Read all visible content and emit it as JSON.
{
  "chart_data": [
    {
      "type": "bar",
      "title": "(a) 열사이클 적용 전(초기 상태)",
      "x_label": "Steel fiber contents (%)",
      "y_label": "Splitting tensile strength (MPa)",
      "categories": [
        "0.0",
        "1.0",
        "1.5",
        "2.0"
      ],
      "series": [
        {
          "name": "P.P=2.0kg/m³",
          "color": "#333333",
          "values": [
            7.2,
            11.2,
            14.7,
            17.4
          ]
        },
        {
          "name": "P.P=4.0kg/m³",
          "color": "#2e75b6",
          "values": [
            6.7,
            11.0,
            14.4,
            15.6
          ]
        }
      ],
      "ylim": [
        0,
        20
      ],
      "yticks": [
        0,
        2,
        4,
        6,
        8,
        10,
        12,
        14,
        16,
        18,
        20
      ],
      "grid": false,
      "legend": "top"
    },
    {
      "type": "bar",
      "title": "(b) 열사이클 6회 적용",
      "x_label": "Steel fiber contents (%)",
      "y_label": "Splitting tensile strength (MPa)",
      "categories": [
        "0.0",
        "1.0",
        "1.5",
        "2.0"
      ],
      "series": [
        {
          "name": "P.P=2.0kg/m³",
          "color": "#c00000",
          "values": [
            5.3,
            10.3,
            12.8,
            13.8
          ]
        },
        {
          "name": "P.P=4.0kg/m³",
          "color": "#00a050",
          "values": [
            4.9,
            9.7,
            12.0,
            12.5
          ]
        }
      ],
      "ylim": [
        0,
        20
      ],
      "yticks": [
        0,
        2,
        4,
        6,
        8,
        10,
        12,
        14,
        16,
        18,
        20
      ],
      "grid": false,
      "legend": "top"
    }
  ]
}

__PROBLEM TO SOLVE__
Print every record above exactly as written.

__COMPLETED EXERCISE__
Read all visible content and emit it as JSON.
{
  "chart_data": [
    {
      "type": "bar",
      "title": "(a) 열사이클 적용 전(초기 상태)",
      "x_label": "Steel fiber contents (%)",
      "y_label": "Splitting tensile strength (MPa)",
      "categories": [
        "0.0",
        "1.0",
        "1.5",
        "2.0"
      ],
      "series": [
        {
          "name": "P.P=2.0kg/m³",
          "color": "#333333",
          "values": [
            7.2,
            11.2,
            14.7,
            17.4
          ]
        },
        {
          "name": "P.P=4.0kg/m³",
          "color": "#2e75b6",
          "values": [
            6.7,
            11.0,
            14.4,
            15.6
          ]
        }
      ],
      "ylim": [
        0,
        20
      ],
      "yticks": [
        0,
        2,
        4,
        6,
        8,
        10,
        12,
        14,
        16,
        18,
        20
      ],
      "grid": false,
      "legend": "top"
    },
    {
      "type": "bar",
      "title": "(b) 열사이클 6회 적용",
      "x_label": "Steel fiber contents (%)",
      "y_label": "Splitting tensile strength (MPa)",
      "categories": [
        "0.0",
        "1.0",
        "1.5",
        "2.0"
      ],
      "series": [
        {
          "name": "P.P=2.0kg/m³",
          "color": "#c00000",
          "values": [
            5.3,
            10.3,
            12.8,
            13.8
          ]
        },
        {
          "name": "P.P=4.0kg/m³",
          "color": "#00a050",
          "values": [
            4.9,
            9.7,
            12.0,
            12.5
          ]
        }
      ],
      "ylim": [
        0,
        20
      ],
      "yticks": [
        0,
        2,
        4,
        6,
        8,
        10,
        12,
        14,
        16,
        18,
        20
      ],
      "grid": false,
      "legend": "top"
    }
  ]
}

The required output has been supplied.